EXERCISE AIM: Copy every item below word for word, with no changes.

[start MATERIAL FOR THIS TASK]

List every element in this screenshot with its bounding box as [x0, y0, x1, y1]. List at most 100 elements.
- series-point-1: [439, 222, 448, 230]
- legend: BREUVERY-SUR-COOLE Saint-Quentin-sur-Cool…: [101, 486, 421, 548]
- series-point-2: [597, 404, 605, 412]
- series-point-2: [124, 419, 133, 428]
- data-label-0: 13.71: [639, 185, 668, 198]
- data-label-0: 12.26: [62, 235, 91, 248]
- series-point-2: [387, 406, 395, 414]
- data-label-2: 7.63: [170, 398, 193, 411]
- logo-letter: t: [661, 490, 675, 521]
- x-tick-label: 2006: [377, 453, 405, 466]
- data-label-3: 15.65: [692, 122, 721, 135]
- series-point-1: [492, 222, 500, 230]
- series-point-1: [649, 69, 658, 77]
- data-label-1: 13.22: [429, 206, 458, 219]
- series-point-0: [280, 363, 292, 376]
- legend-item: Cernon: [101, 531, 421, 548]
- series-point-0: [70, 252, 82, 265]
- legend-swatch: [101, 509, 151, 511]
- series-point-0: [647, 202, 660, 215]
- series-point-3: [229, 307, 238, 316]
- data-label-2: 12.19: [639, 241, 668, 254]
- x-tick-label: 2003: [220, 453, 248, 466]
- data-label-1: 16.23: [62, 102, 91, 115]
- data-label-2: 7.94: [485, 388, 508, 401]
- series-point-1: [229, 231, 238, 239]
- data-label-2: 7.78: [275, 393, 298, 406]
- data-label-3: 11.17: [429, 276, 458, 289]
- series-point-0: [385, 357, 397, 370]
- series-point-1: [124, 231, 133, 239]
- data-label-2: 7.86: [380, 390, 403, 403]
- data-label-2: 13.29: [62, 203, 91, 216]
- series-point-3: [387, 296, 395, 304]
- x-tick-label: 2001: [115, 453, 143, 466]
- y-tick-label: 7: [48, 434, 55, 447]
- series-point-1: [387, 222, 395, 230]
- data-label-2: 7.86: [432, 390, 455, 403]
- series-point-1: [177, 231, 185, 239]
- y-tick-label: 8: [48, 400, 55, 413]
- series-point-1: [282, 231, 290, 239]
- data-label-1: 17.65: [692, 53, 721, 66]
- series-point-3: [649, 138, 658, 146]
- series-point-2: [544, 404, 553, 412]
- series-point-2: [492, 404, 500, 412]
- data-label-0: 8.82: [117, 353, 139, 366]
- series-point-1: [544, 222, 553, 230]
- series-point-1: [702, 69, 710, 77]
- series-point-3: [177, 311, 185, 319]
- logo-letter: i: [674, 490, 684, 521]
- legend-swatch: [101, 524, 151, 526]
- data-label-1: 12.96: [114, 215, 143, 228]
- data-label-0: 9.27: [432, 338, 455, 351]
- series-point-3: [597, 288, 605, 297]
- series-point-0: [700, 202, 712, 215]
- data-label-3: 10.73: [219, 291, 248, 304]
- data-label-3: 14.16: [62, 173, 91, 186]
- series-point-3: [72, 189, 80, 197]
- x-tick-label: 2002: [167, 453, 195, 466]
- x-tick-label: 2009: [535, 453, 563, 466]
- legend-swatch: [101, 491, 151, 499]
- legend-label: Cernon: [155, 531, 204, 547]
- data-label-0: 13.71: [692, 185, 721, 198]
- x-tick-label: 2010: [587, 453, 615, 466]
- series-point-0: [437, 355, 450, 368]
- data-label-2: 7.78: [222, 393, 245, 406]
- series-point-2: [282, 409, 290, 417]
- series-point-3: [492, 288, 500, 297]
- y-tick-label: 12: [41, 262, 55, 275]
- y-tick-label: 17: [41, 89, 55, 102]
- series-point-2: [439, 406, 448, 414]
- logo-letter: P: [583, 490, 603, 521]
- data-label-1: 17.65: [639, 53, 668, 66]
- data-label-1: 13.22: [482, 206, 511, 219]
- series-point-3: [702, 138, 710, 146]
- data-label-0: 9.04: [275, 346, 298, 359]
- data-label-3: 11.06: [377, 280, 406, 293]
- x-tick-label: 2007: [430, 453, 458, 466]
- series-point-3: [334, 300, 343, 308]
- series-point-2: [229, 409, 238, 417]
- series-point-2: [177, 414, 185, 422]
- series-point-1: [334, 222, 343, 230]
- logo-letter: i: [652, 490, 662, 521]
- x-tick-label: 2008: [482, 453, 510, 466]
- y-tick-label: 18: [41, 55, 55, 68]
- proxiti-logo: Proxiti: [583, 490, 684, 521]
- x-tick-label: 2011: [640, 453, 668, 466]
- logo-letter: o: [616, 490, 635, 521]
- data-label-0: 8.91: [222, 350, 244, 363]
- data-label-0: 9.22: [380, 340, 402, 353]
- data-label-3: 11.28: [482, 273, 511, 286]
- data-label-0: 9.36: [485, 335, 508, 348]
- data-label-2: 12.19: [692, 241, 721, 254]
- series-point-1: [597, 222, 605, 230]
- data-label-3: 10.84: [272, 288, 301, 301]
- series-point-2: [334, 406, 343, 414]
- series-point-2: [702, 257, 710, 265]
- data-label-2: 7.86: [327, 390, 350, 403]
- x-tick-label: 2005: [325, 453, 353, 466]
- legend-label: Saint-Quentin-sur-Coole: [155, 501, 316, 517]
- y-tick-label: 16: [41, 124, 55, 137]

[end MATERIAL FOR THIS TASK]

ANSWER TO THE EXERCISE:
List every element in this screenshot with its bounding box as [x0, y0, x1, y1]. List at most 100 elements.
- series-point-1: [439, 222, 448, 230]
- legend: BREUVERY-SUR-COOLE Saint-Quentin-sur-Cool…: [101, 486, 421, 548]
- series-point-2: [597, 404, 605, 412]
- series-point-2: [124, 419, 133, 428]
- data-label-0: 13.71: [639, 185, 668, 198]
- data-label-0: 12.26: [62, 235, 91, 248]
- series-point-2: [387, 406, 395, 414]
- data-label-2: 7.63: [170, 398, 193, 411]
- logo-letter: t: [661, 490, 675, 521]
- x-tick-label: 2006: [377, 453, 405, 466]
- data-label-3: 15.65: [692, 122, 721, 135]
- series-point-1: [492, 222, 500, 230]
- series-point-1: [649, 69, 658, 77]
- data-label-1: 13.22: [429, 206, 458, 219]
- series-point-0: [280, 363, 292, 376]
- legend-item: Cernon: [101, 531, 421, 548]
- series-point-0: [70, 252, 82, 265]
- legend-swatch: [101, 509, 151, 511]
- series-point-0: [647, 202, 660, 215]
- series-point-3: [229, 307, 238, 316]
- data-label-2: 12.19: [639, 241, 668, 254]
- x-tick-label: 2003: [220, 453, 248, 466]
- data-label-1: 16.23: [62, 102, 91, 115]
- data-label-2: 7.94: [485, 388, 508, 401]
- series-point-1: [229, 231, 238, 239]
- data-label-2: 7.78: [275, 393, 298, 406]
- data-label-3: 11.17: [429, 276, 458, 289]
- series-point-0: [385, 357, 397, 370]
- series-point-1: [124, 231, 133, 239]
- data-label-2: 7.86: [380, 390, 403, 403]
- data-label-2: 13.29: [62, 203, 91, 216]
- series-point-3: [387, 296, 395, 304]
- x-tick-label: 2001: [115, 453, 143, 466]
- y-tick-label: 7: [48, 434, 55, 447]
- series-point-1: [387, 222, 395, 230]
- data-label-2: 7.86: [432, 390, 455, 403]
- series-point-1: [177, 231, 185, 239]
- y-tick-label: 8: [48, 400, 55, 413]
- series-point-1: [282, 231, 290, 239]
- data-label-1: 17.65: [692, 53, 721, 66]
- series-point-3: [649, 138, 658, 146]
- series-point-2: [544, 404, 553, 412]
- series-point-2: [492, 404, 500, 412]
- data-label-0: 8.82: [117, 353, 139, 366]
- series-point-1: [544, 222, 553, 230]
- series-point-1: [702, 69, 710, 77]
- series-point-3: [177, 311, 185, 319]
- logo-letter: i: [674, 490, 684, 521]
- legend-swatch: [101, 524, 151, 526]
- data-label-1: 12.96: [114, 215, 143, 228]
- data-label-0: 9.27: [432, 338, 455, 351]
- series-point-3: [597, 288, 605, 297]
- series-point-0: [700, 202, 712, 215]
- data-label-3: 10.73: [219, 291, 248, 304]
- data-label-3: 14.16: [62, 173, 91, 186]
- series-point-3: [72, 189, 80, 197]
- x-tick-label: 2002: [167, 453, 195, 466]
- x-tick-label: 2009: [535, 453, 563, 466]
- legend-swatch: [101, 491, 151, 499]
- legend-label: Cernon: [155, 531, 204, 547]
- data-label-0: 13.71: [692, 185, 721, 198]
- x-tick-label: 2010: [587, 453, 615, 466]
- series-point-0: [437, 355, 450, 368]
- data-label-2: 7.78: [222, 393, 245, 406]
- series-point-2: [282, 409, 290, 417]
- series-point-3: [492, 288, 500, 297]
- y-tick-label: 12: [41, 262, 55, 275]
- y-tick-label: 17: [41, 89, 55, 102]
- series-point-2: [439, 406, 448, 414]
- logo-letter: P: [583, 490, 603, 521]
- data-label-1: 17.65: [639, 53, 668, 66]
- data-label-1: 13.22: [482, 206, 511, 219]
- series-point-3: [702, 138, 710, 146]
- data-label-0: 9.04: [275, 346, 298, 359]
- data-label-3: 11.06: [377, 280, 406, 293]
- x-tick-label: 2007: [430, 453, 458, 466]
- series-point-3: [334, 300, 343, 308]
- series-point-2: [229, 409, 238, 417]
- series-point-2: [177, 414, 185, 422]
- series-point-1: [334, 222, 343, 230]
- logo-letter: i: [652, 490, 662, 521]
- x-tick-label: 2008: [482, 453, 510, 466]
- y-tick-label: 18: [41, 55, 55, 68]
- proxiti-logo: Proxiti: [583, 490, 684, 521]
- x-tick-label: 2011: [640, 453, 668, 466]
- logo-letter: o: [616, 490, 635, 521]
- data-label-0: 8.91: [222, 350, 244, 363]
- data-label-0: 9.22: [380, 340, 402, 353]
- data-label-3: 11.28: [482, 273, 511, 286]
- data-label-0: 9.36: [485, 335, 508, 348]
- data-label-2: 12.19: [692, 241, 721, 254]
- series-point-1: [597, 222, 605, 230]
- data-label-3: 10.84: [272, 288, 301, 301]
- series-point-2: [334, 406, 343, 414]
- series-point-2: [702, 257, 710, 265]
- data-label-2: 7.86: [327, 390, 350, 403]
- x-tick-label: 2005: [325, 453, 353, 466]
- legend-label: Saint-Quentin-sur-Coole: [155, 501, 316, 517]
- y-tick-label: 16: [41, 124, 55, 137]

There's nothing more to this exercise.